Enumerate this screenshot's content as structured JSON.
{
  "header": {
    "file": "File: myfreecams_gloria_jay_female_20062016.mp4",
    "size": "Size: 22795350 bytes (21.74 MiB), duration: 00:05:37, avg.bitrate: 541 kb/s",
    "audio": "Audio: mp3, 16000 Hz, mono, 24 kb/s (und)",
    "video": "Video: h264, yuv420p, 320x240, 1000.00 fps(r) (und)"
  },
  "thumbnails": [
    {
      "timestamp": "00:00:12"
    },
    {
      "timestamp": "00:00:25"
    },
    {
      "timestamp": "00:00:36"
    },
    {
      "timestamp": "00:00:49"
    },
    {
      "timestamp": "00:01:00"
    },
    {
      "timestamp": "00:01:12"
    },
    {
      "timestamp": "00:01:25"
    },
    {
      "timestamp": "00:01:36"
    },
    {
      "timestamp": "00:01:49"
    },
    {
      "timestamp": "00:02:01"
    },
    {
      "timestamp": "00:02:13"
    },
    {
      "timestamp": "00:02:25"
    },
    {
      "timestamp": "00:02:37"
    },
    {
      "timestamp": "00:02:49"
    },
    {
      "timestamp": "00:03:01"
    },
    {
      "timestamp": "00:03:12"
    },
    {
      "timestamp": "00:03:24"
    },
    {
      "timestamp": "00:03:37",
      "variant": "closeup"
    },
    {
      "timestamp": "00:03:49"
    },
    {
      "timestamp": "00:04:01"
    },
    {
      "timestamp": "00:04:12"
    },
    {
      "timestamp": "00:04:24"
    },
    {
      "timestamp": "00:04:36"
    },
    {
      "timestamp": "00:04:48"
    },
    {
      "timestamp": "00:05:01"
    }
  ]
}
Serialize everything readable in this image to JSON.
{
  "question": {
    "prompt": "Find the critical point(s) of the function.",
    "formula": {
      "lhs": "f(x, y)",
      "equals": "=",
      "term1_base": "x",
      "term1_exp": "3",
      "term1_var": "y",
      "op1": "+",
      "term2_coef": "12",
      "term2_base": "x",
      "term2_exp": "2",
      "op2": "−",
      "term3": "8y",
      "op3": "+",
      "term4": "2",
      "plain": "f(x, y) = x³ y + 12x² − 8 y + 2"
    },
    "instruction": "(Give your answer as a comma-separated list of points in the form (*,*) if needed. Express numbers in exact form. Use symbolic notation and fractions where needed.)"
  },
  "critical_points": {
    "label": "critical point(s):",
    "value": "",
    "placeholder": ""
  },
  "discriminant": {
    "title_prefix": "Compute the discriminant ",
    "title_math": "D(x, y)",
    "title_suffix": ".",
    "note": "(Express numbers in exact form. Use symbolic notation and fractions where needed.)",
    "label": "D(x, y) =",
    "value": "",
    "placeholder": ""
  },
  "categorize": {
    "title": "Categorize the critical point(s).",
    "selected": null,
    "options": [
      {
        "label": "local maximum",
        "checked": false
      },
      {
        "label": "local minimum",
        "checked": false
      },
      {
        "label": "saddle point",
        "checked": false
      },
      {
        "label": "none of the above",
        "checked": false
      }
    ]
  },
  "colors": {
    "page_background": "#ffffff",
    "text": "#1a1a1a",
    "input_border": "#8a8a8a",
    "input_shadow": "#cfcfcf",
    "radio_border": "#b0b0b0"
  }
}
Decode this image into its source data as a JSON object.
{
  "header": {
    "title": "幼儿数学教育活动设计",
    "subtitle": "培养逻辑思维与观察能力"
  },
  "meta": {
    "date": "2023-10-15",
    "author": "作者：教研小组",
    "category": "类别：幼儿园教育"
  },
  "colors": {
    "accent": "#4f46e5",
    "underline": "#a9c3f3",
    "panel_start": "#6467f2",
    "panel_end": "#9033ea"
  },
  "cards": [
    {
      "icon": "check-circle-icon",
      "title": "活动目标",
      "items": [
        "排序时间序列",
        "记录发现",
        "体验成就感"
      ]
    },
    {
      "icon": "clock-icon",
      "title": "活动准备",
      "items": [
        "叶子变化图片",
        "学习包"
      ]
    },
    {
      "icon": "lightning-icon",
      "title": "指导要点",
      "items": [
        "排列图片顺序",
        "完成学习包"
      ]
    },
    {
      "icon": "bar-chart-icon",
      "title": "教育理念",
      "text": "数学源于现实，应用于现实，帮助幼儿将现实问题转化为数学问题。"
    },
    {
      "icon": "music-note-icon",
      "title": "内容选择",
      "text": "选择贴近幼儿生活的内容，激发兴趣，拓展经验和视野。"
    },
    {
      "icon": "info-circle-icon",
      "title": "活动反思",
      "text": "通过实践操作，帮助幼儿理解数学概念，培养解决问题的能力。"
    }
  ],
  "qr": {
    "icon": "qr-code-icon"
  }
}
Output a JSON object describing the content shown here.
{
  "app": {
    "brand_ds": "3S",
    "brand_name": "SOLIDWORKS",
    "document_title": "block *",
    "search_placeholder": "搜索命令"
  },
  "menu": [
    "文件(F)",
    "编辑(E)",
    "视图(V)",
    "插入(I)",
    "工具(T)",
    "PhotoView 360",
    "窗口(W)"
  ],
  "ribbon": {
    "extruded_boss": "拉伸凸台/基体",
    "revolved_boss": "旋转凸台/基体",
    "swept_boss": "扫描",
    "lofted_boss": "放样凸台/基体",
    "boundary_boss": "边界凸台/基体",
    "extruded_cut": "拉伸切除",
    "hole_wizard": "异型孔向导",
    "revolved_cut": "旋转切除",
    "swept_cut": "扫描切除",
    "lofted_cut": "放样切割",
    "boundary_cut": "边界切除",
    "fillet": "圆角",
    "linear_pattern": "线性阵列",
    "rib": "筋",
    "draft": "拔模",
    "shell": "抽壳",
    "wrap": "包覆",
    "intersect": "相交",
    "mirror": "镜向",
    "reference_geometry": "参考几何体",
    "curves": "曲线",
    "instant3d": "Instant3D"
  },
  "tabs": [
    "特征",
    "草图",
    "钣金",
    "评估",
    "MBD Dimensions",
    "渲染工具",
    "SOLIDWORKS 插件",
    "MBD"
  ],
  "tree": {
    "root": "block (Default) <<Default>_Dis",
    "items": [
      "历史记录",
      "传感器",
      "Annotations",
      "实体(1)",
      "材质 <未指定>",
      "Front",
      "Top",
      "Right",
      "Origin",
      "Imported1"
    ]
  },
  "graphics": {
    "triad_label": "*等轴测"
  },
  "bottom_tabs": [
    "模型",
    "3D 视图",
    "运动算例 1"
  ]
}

• • • • •

> [TASK TO COMPLETE] Pick out every line with the string "block" and copy it.

> [WRITTEN SOLUTION]
    "document_title": "block *",
    "root": "block (Default) <<Default>_Dis",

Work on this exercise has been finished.